[Extracted records]
□ □ □
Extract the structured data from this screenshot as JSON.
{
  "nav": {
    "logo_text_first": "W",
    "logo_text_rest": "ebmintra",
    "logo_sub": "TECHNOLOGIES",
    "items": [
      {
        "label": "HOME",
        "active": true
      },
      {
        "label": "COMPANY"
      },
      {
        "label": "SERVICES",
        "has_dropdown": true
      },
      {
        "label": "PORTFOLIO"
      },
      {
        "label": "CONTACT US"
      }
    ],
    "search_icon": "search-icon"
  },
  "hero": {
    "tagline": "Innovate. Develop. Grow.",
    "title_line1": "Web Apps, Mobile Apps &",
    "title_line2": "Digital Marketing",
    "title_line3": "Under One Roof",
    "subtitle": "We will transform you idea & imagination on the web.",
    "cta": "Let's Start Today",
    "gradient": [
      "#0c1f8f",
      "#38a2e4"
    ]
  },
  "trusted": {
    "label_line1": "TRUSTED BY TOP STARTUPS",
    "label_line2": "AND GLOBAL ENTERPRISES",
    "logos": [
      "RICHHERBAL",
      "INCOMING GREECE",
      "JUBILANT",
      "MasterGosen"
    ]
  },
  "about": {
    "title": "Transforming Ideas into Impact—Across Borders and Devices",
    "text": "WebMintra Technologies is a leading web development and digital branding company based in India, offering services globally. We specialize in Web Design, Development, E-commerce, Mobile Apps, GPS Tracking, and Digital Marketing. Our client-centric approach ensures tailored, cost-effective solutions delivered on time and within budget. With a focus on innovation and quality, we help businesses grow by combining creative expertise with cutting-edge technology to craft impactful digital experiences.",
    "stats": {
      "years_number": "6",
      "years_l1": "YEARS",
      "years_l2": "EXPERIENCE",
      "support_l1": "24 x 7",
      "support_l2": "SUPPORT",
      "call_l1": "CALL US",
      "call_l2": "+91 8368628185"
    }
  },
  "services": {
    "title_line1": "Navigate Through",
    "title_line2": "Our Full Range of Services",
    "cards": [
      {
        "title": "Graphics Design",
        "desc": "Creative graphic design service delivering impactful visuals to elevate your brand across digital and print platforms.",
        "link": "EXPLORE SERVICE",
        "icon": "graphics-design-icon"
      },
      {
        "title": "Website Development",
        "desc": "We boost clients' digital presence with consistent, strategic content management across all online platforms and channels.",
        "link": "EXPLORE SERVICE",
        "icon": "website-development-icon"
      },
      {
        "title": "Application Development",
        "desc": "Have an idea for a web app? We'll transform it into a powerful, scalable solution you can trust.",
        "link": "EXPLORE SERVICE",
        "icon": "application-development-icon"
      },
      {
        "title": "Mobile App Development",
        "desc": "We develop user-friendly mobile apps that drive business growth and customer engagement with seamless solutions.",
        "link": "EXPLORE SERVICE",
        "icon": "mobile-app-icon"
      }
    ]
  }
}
□ □ □
## The request
Exactly reproduce every line of the records.

## Task response
Extract the structured data from this screenshot as JSON.
{
  "nav": {
    "logo_text_first": "W",
    "logo_text_rest": "ebmintra",
    "logo_sub": "TECHNOLOGIES",
    "items": [
      {
        "label": "HOME",
        "active": true
      },
      {
        "label": "COMPANY"
      },
      {
        "label": "SERVICES",
        "has_dropdown": true
      },
      {
        "label": "PORTFOLIO"
      },
      {
        "label": "CONTACT US"
      }
    ],
    "search_icon": "search-icon"
  },
  "hero": {
    "tagline": "Innovate. Develop. Grow.",
    "title_line1": "Web Apps, Mobile Apps &",
    "title_line2": "Digital Marketing",
    "title_line3": "Under One Roof",
    "subtitle": "We will transform you idea & imagination on the web.",
    "cta": "Let's Start Today",
    "gradient": [
      "#0c1f8f",
      "#38a2e4"
    ]
  },
  "trusted": {
    "label_line1": "TRUSTED BY TOP STARTUPS",
    "label_line2": "AND GLOBAL ENTERPRISES",
    "logos": [
      "RICHHERBAL",
      "INCOMING GREECE",
      "JUBILANT",
      "MasterGosen"
    ]
  },
  "about": {
    "title": "Transforming Ideas into Impact—Across Borders and Devices",
    "text": "WebMintra Technologies is a leading web development and digital branding company based in India, offering services globally. We specialize in Web Design, Development, E-commerce, Mobile Apps, GPS Tracking, and Digital Marketing. Our client-centric approach ensures tailored, cost-effective solutions delivered on time and within budget. With a focus on innovation and quality, we help businesses grow by combining creative expertise with cutting-edge technology to craft impactful digital experiences.",
    "stats": {
      "years_number": "6",
      "years_l1": "YEARS",
      "years_l2": "EXPERIENCE",
      "support_l1": "24 x 7",
      "support_l2": "SUPPORT",
      "call_l1": "CALL US",
      "call_l2": "+91 8368628185"
    }
  },
  "services": {
    "title_line1": "Navigate Through",
    "title_line2": "Our Full Range of Services",
    "cards": [
      {
        "title": "Graphics Design",
        "desc": "Creative graphic design service delivering impactful visuals to elevate your brand across digital and print platforms.",
        "link": "EXPLORE SERVICE",
        "icon": "graphics-design-icon"
      },
      {
        "title": "Website Development",
        "desc": "We boost clients' digital presence with consistent, strategic content management across all online platforms and channels.",
        "link": "EXPLORE SERVICE",
        "icon": "website-development-icon"
      },
      {
        "title": "Application Development",
        "desc": "Have an idea for a web app? We'll transform it into a powerful, scalable solution you can trust.",
        "link": "EXPLORE SERVICE",
        "icon": "application-development-icon"
      },
      {
        "title": "Mobile App Development",
        "desc": "We develop user-friendly mobile apps that drive business growth and customer engagement with seamless solutions.",
        "link": "EXPLORE SERVICE",
        "icon": "mobile-app-icon"
      }
    ]
  }
}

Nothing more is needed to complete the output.